### WHAT YOU SHOULD DO
List every visual acuity value given in the case text below.

READING PASSAGE Block Start

Case 2: Treating nAMD with a PED

Scott described a 73-year-old man with long-standing intermediate AMD who presented with a new-onset central scotoma in the right eye. His ocular history was negative; his family history was positive for nAMD. The vision was 20/32 bilaterally with 2+ brunescent cataracts. The patient had multiple large soft drusen throughout the macula and some drusenoid pigment epithelial detachments (PEDs), possibly fibrovascular in nature.

The patient received anti-VEGF therapy, ie, aflibercept (Eylea; Regeneron), in the right eye, with very little anatomic response in the PED height. Despite repeated injections every 4 weeks, the height of the PED continued to increase; the vision had been stable but decreased to 20/50. An optical coherence angiogram confirmed choroidal vascularization.

When the patient experienced an embolic stroke 3 hours after an aflibercept treatment, the injections were discontinued for 2 months. Neurologic and neuro-ophthalmologic consultations resulted in cautious continuation of the injections. The vision decreased to 20/80, with cataract progression.

Administration of faricimab resulted in some consolidation of the PED and decreased subretinal fluid. The vision was 20/125, and cataract surgery is pending.

Scott said she usually starts with first-line aflibercept. The current patient began treatment before faricimab was available. The patient is now treated every 4 weeks with faricimab.

Scott commented that this patient’s PED was striking and that the height of the PED put him at risk for a PED rip, possibly with sudden visual loss, despite anti-VEGF therapy. “I am impressed with some of the faricimab data and the PED responses, and I wonder if the anti-angiopoietin pathway inhibition is somehow implicated in the anatomic response and improvement in PEDs,” she commented.

Case 3: nAMD with geographic atrophy

Roger Goldberg, MD, a retina specialist at Bay Area Retina Associates in Walnut Creek, California, reported a case of a 71-year-old woman with bilateral slow-onset blurred vision. The right eye had geographic atrophy (GA) and drusen. Baseline angiography showed no leakage, and optical coherence tomography (OCT) showed drusen in atrophic areas. The left eye had intermediate AMD, a lot of drusen, no significant atrophy, and no leakage. She also had cataracts and underwent bilateral cataract surgery, which was uneventful. Four months later, she reported bilateral blurred vision. No posterior capsule opacification was present.

Fluorescein angiography (FA) showed leakage in the right eye and a small, superior macular hemorrhage. New leakage was present in the left eye. The right eye had subretinal hyperreflective material (SHRM) adjacent to the GA, but suggestion of leakage at the hemorrhage is present. The left eye had SHRM, intraretinal fluid, and an enlarged PED.

The patient had new-onset bilateral wet AMD and was treated with faricimab. One month later, the fluid resolved bilaterally as did the hemorrhage in the right eye. Atrophic areas were still present. She was treated with a treat-and-extend regimen, and her treatment is currently extended to a 10-week interval on faricimab bilaterally.

READING PASSAGE Block End
PROVIDED MATERIAL Block Start

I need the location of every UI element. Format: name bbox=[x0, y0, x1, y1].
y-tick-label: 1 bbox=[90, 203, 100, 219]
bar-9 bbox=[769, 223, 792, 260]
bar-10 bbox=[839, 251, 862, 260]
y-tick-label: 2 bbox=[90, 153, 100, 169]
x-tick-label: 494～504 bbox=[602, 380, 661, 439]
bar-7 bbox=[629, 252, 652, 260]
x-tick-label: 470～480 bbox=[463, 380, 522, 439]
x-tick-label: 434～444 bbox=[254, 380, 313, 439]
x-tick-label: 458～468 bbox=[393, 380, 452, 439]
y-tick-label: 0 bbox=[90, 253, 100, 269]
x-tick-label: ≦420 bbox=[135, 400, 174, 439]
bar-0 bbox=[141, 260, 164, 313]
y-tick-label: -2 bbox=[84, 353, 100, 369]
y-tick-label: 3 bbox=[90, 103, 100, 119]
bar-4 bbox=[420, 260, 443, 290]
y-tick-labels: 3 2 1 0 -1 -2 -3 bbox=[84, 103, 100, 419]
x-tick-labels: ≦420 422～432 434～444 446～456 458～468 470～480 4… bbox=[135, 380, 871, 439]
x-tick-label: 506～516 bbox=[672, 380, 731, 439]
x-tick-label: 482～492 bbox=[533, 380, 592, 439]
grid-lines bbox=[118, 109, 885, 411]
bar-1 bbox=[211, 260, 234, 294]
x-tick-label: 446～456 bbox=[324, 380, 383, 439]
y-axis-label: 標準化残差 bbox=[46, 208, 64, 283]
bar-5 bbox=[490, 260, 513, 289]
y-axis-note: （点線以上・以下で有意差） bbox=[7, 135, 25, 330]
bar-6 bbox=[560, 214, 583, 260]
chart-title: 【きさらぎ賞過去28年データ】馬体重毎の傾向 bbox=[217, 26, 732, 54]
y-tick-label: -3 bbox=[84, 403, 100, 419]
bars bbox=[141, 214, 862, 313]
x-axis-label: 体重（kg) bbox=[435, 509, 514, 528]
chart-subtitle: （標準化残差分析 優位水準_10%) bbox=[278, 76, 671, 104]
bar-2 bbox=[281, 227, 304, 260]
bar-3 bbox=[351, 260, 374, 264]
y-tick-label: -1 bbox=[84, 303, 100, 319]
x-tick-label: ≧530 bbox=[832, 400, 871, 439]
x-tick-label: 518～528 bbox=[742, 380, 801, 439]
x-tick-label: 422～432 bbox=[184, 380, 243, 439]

PROVIDED MATERIAL Block End

### WRITTEN RESPONSE
20/32, 20/50, 20/80, 20/125